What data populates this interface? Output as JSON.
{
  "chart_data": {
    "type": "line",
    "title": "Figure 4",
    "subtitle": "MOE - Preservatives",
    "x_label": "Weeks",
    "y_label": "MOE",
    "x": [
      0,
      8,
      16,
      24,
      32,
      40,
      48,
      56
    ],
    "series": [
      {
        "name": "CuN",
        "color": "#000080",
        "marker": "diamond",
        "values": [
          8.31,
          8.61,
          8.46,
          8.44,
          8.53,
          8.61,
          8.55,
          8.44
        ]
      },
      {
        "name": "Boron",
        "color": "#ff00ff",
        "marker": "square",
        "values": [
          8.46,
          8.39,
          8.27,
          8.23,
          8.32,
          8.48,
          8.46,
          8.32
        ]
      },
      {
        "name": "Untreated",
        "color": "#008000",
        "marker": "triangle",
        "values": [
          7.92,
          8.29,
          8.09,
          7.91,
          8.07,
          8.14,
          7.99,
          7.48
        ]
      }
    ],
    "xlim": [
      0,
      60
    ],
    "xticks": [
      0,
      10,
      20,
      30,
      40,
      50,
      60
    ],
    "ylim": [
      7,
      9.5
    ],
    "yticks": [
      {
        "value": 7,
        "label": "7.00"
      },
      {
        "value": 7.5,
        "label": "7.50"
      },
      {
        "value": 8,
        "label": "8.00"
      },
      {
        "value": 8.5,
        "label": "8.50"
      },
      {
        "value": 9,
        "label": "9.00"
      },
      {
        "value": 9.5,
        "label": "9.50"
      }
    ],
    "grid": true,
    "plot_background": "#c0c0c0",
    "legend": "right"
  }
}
━━━
**THE PROBLEM:**
The records above need to be transcribed in full. Keep every character unchanged.

**ANSWER FOR THE TASK:**
What data populates this interface? Output as JSON.
{
  "chart_data": {
    "type": "line",
    "title": "Figure 4",
    "subtitle": "MOE - Preservatives",
    "x_label": "Weeks",
    "y_label": "MOE",
    "x": [
      0,
      8,
      16,
      24,
      32,
      40,
      48,
      56
    ],
    "series": [
      {
        "name": "CuN",
        "color": "#000080",
        "marker": "diamond",
        "values": [
          8.31,
          8.61,
          8.46,
          8.44,
          8.53,
          8.61,
          8.55,
          8.44
        ]
      },
      {
        "name": "Boron",
        "color": "#ff00ff",
        "marker": "square",
        "values": [
          8.46,
          8.39,
          8.27,
          8.23,
          8.32,
          8.48,
          8.46,
          8.32
        ]
      },
      {
        "name": "Untreated",
        "color": "#008000",
        "marker": "triangle",
        "values": [
          7.92,
          8.29,
          8.09,
          7.91,
          8.07,
          8.14,
          7.99,
          7.48
        ]
      }
    ],
    "xlim": [
      0,
      60
    ],
    "xticks": [
      0,
      10,
      20,
      30,
      40,
      50,
      60
    ],
    "ylim": [
      7,
      9.5
    ],
    "yticks": [
      {
        "value": 7,
        "label": "7.00"
      },
      {
        "value": 7.5,
        "label": "7.50"
      },
      {
        "value": 8,
        "label": "8.00"
      },
      {
        "value": 8.5,
        "label": "8.50"
      },
      {
        "value": 9,
        "label": "9.00"
      },
      {
        "value": 9.5,
        "label": "9.50"
      }
    ],
    "grid": true,
    "plot_background": "#c0c0c0",
    "legend": "right"
  }
}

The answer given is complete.